**What to do**: Output the entries verbatim, including every line.

**Rows**:
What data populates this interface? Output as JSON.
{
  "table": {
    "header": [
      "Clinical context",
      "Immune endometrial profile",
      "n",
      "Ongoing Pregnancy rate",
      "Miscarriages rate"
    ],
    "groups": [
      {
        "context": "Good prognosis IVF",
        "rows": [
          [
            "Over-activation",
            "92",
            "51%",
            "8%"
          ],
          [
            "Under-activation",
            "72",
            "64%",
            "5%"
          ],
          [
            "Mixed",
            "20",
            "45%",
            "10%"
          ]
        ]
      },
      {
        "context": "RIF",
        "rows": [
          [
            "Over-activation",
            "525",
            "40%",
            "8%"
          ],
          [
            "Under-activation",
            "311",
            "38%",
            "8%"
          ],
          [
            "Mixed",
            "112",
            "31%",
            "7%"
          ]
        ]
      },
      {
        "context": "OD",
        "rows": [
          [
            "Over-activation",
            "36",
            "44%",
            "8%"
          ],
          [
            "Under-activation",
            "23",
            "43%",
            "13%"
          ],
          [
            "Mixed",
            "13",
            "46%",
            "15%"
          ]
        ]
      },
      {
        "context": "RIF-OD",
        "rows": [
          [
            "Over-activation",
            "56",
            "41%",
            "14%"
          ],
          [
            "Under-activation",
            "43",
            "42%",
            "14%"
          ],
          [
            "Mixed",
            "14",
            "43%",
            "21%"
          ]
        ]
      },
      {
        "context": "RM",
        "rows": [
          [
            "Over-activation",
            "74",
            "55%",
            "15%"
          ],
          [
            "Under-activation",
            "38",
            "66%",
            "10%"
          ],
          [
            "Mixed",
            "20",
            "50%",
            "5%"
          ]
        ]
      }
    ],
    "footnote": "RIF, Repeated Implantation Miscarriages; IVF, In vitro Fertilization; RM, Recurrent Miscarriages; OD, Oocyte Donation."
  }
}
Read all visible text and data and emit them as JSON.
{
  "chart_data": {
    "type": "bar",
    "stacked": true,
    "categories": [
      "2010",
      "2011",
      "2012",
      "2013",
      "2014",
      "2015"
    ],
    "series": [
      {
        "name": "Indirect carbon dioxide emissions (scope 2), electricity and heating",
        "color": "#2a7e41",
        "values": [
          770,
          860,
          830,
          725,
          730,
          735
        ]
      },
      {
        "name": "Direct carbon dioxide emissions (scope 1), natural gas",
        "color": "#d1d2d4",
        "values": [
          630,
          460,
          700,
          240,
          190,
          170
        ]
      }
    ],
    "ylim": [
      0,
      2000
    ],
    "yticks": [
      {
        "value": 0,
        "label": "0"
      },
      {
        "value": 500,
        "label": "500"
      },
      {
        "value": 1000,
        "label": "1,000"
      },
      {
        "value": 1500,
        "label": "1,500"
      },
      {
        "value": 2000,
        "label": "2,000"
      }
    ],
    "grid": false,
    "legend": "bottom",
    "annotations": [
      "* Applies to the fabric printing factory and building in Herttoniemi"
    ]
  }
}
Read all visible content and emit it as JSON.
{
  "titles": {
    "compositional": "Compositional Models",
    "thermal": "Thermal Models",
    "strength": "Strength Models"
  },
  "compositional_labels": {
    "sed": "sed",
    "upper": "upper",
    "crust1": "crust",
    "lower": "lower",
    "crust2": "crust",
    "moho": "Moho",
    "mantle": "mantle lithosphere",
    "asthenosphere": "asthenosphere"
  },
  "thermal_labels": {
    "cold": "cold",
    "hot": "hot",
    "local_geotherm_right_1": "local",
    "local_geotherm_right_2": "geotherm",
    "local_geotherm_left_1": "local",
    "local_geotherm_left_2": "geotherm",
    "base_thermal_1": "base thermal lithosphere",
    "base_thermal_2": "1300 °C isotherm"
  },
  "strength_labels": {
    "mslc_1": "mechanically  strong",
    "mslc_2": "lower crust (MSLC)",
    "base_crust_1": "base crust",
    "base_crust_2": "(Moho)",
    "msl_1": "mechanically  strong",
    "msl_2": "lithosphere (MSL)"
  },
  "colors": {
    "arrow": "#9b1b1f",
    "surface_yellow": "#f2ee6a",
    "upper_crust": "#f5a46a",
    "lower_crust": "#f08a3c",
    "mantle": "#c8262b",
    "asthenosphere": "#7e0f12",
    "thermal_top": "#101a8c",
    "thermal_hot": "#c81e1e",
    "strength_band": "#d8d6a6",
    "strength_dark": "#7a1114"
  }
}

**Complete answer**:
What data populates this interface? Output as JSON.
{
  "table": {
    "header": [
      "Clinical context",
      "Immune endometrial profile",
      "n",
      "Ongoing Pregnancy rate",
      "Miscarriages rate"
    ],
    "groups": [
      {
        "context": "Good prognosis IVF",
        "rows": [
          [
            "Over-activation",
            "92",
            "51%",
            "8%"
          ],
          [
            "Under-activation",
            "72",
            "64%",
            "5%"
          ],
          [
            "Mixed",
            "20",
            "45%",
            "10%"
          ]
        ]
      },
      {
        "context": "RIF",
        "rows": [
          [
            "Over-activation",
            "525",
            "40%",
            "8%"
          ],
          [
            "Under-activation",
            "311",
            "38%",
            "8%"
          ],
          [
            "Mixed",
            "112",
            "31%",
            "7%"
          ]
        ]
      },
      {
        "context": "OD",
        "rows": [
          [
            "Over-activation",
            "36",
            "44%",
            "8%"
          ],
          [
            "Under-activation",
            "23",
            "43%",
            "13%"
          ],
          [
            "Mixed",
            "13",
            "46%",
            "15%"
          ]
        ]
      },
      {
        "context": "RIF-OD",
        "rows": [
          [
            "Over-activation",
            "56",
            "41%",
            "14%"
          ],
          [
            "Under-activation",
            "43",
            "42%",
            "14%"
          ],
          [
            "Mixed",
            "14",
            "43%",
            "21%"
          ]
        ]
      },
      {
        "context": "RM",
        "rows": [
          [
            "Over-activation",
            "74",
            "55%",
            "15%"
          ],
          [
            "Under-activation",
            "38",
            "66%",
            "10%"
          ],
          [
            "Mixed",
            "20",
            "50%",
            "5%"
          ]
        ]
      }
    ],
    "footnote": "RIF, Repeated Implantation Miscarriages; IVF, In vitro Fertilization; RM, Recurrent Miscarriages; OD, Oocyte Donation."
  }
}
Read all visible text and data and emit them as JSON.
{
  "chart_data": {
    "type": "bar",
    "stacked": true,
    "categories": [
      "2010",
      "2011",
      "2012",
      "2013",
      "2014",
      "2015"
    ],
    "series": [
      {
        "name": "Indirect carbon dioxide emissions (scope 2), electricity and heating",
        "color": "#2a7e41",
        "values": [
          770,
          860,
          830,
          725,
          730,
          735
        ]
      },
      {
        "name": "Direct carbon dioxide emissions (scope 1), natural gas",
        "color": "#d1d2d4",
        "values": [
          630,
          460,
          700,
          240,
          190,
          170
        ]
      }
    ],
    "ylim": [
      0,
      2000
    ],
    "yticks": [
      {
        "value": 0,
        "label": "0"
      },
      {
        "value": 500,
        "label": "500"
      },
      {
        "value": 1000,
        "label": "1,000"
      },
      {
        "value": 1500,
        "label": "1,500"
      },
      {
        "value": 2000,
        "label": "2,000"
      }
    ],
    "grid": false,
    "legend": "bottom",
    "annotations": [
      "* Applies to the fabric printing factory and building in Herttoniemi"
    ]
  }
}
Read all visible content and emit it as JSON.
{
  "titles": {
    "compositional": "Compositional Models",
    "thermal": "Thermal Models",
    "strength": "Strength Models"
  },
  "compositional_labels": {
    "sed": "sed",
    "upper": "upper",
    "crust1": "crust",
    "lower": "lower",
    "crust2": "crust",
    "moho": "Moho",
    "mantle": "mantle lithosphere",
    "asthenosphere": "asthenosphere"
  },
  "thermal_labels": {
    "cold": "cold",
    "hot": "hot",
    "local_geotherm_right_1": "local",
    "local_geotherm_right_2": "geotherm",
    "local_geotherm_left_1": "local",
    "local_geotherm_left_2": "geotherm",
    "base_thermal_1": "base thermal lithosphere",
    "base_thermal_2": "1300 °C isotherm"
  },
  "strength_labels": {
    "mslc_1": "mechanically  strong",
    "mslc_2": "lower crust (MSLC)",
    "base_crust_1": "base crust",
    "base_crust_2": "(Moho)",
    "msl_1": "mechanically  strong",
    "msl_2": "lithosphere (MSL)"
  },
  "colors": {
    "arrow": "#9b1b1f",
    "surface_yellow": "#f2ee6a",
    "upper_crust": "#f5a46a",
    "lower_crust": "#f08a3c",
    "mantle": "#c8262b",
    "asthenosphere": "#7e0f12",
    "thermal_top": "#101a8c",
    "thermal_hot": "#c81e1e",
    "strength_band": "#d8d6a6",
    "strength_dark": "#7a1114"
  }
}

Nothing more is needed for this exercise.